• WRITTEN INSTRUCTION: Extract every line of the material that holds the string "encore".

Excerpt from a dataset:
= = =
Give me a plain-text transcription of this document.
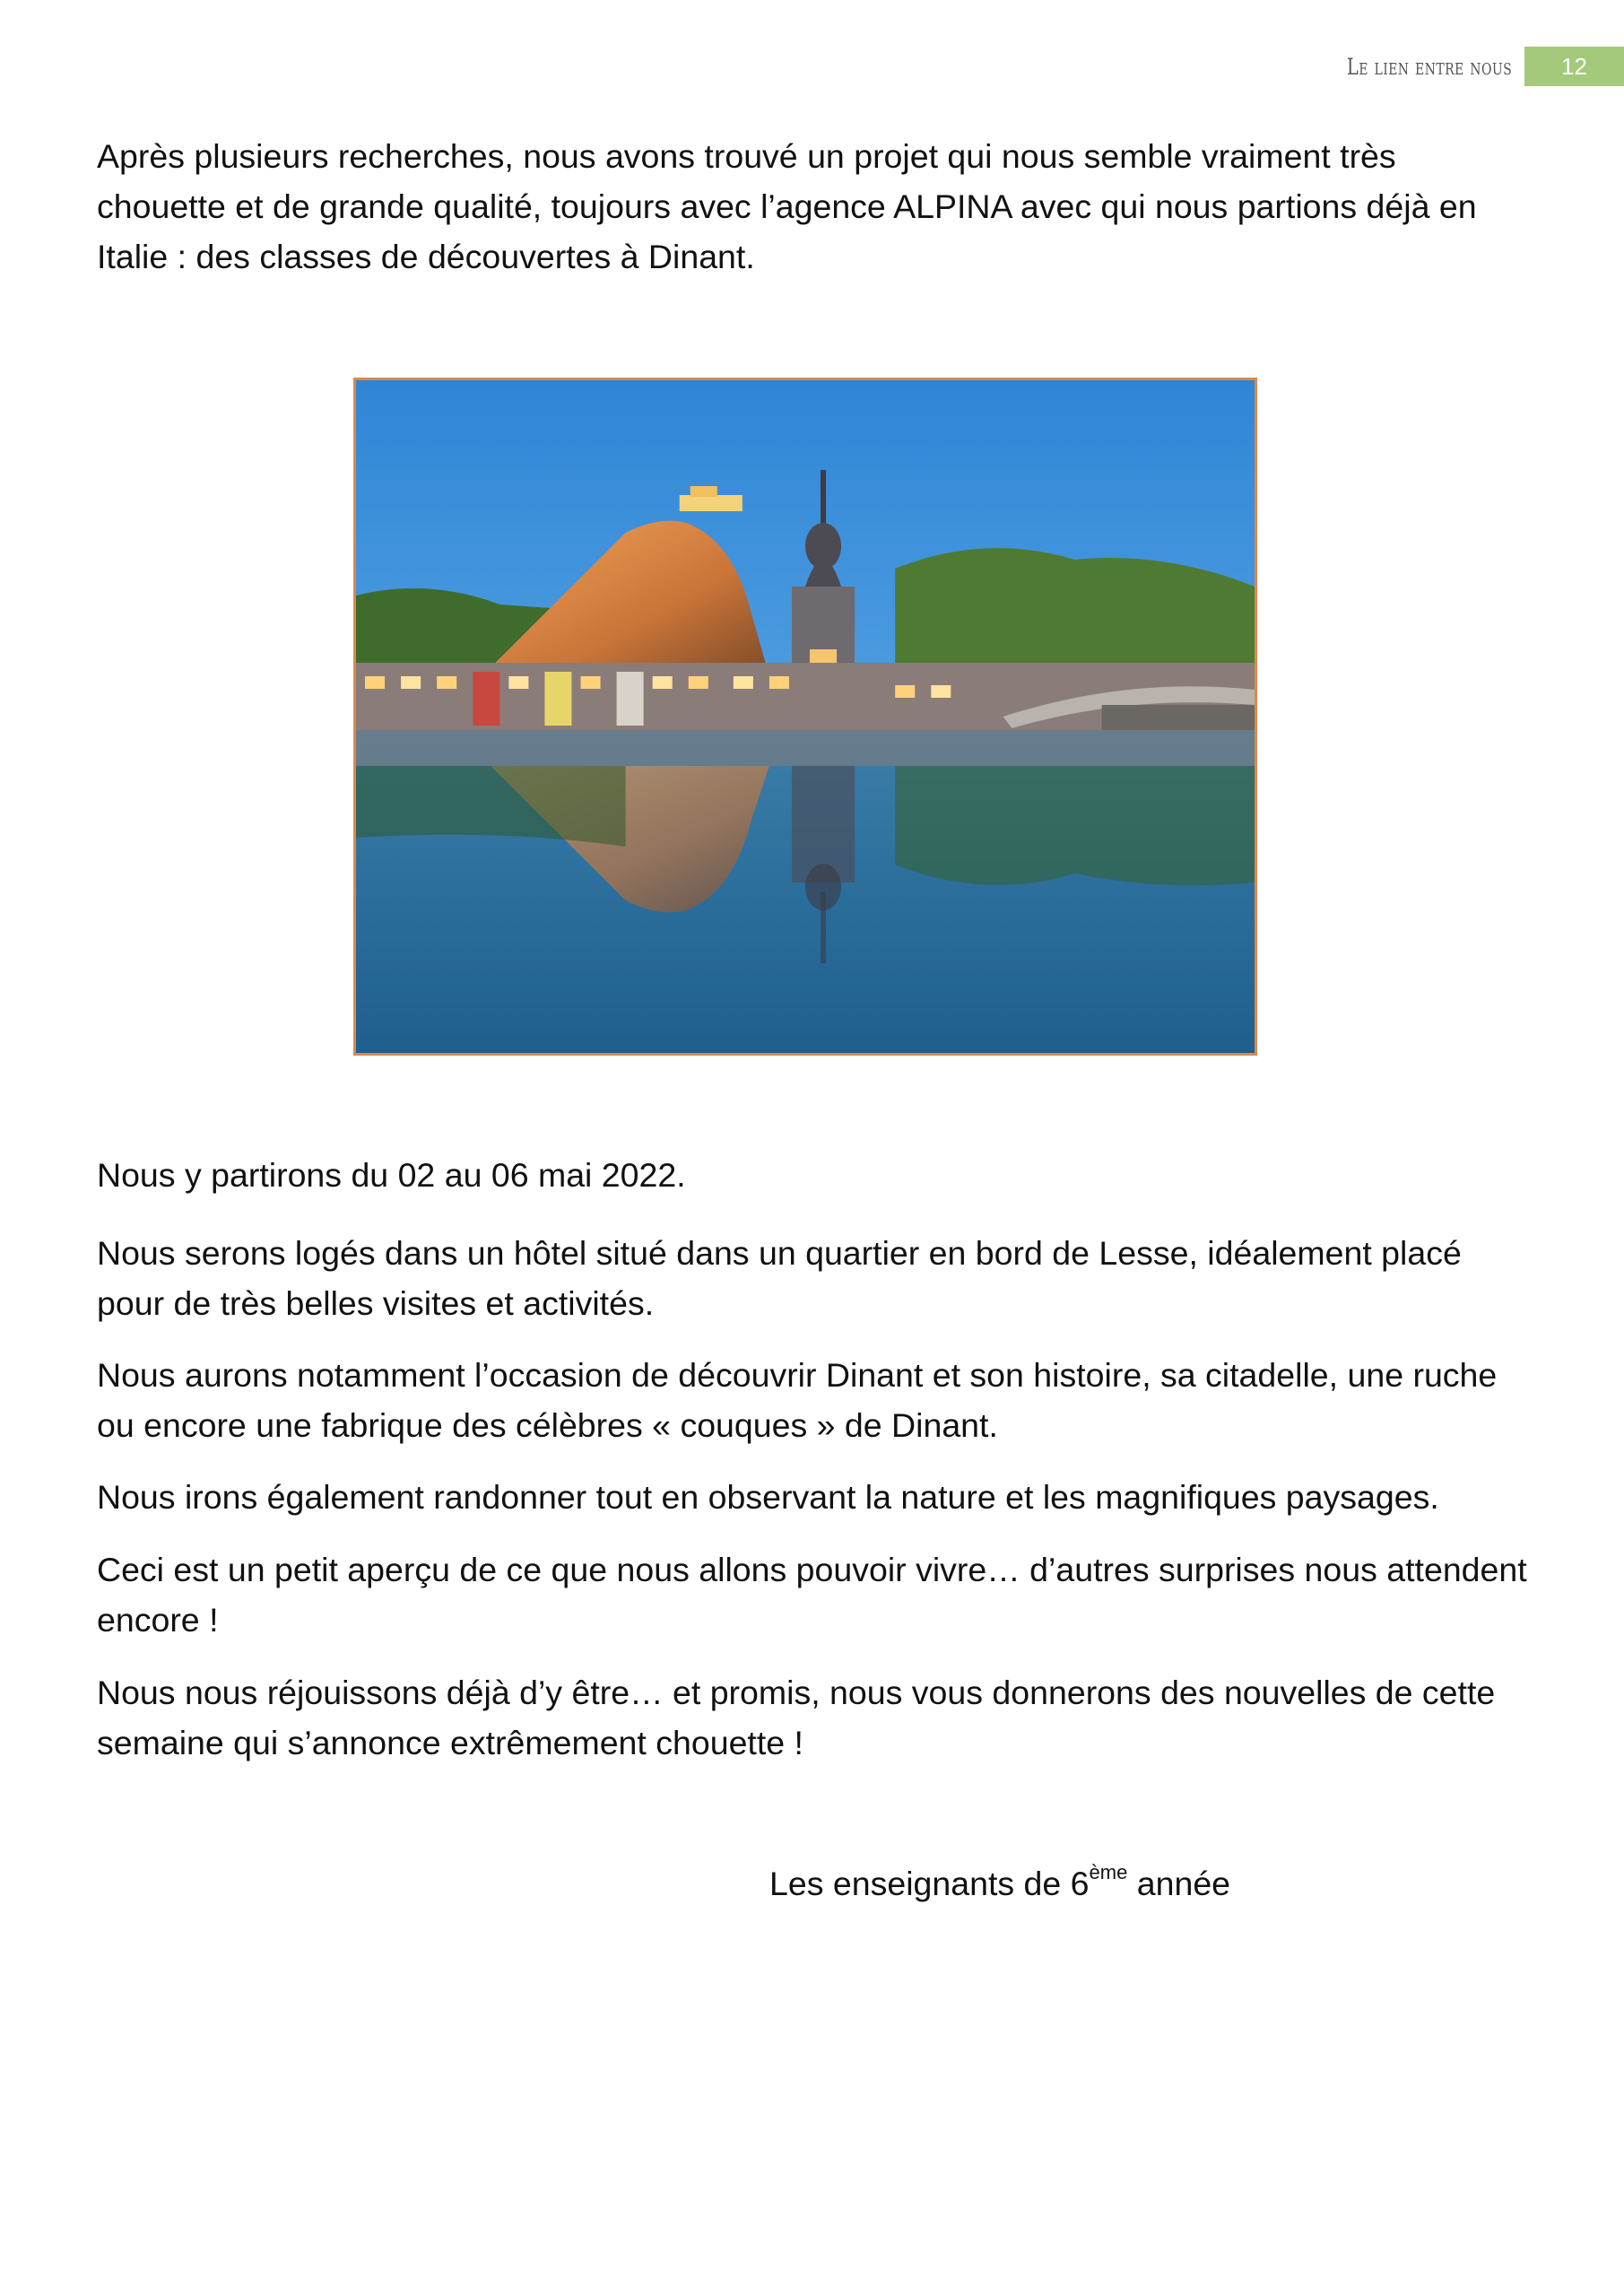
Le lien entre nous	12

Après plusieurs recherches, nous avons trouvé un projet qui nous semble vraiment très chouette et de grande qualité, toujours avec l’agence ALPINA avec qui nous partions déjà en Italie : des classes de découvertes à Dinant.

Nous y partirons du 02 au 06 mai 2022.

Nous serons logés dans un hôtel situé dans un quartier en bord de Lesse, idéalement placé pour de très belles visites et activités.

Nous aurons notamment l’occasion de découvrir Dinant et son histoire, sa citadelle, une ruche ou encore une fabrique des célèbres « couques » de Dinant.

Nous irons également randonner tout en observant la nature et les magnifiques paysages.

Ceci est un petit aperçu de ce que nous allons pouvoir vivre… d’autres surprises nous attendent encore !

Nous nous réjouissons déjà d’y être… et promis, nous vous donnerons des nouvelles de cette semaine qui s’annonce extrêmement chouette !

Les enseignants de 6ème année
= = =
• TASK SOLUTION:
Nous aurons notamment l’occasion de découvrir Dinant et son histoire, sa citadelle, une ruche ou encore une fabrique des célèbres « couques » de Dinant.
Ceci est un petit aperçu de ce que nous allons pouvoir vivre… d’autres surprises nous attendent encore !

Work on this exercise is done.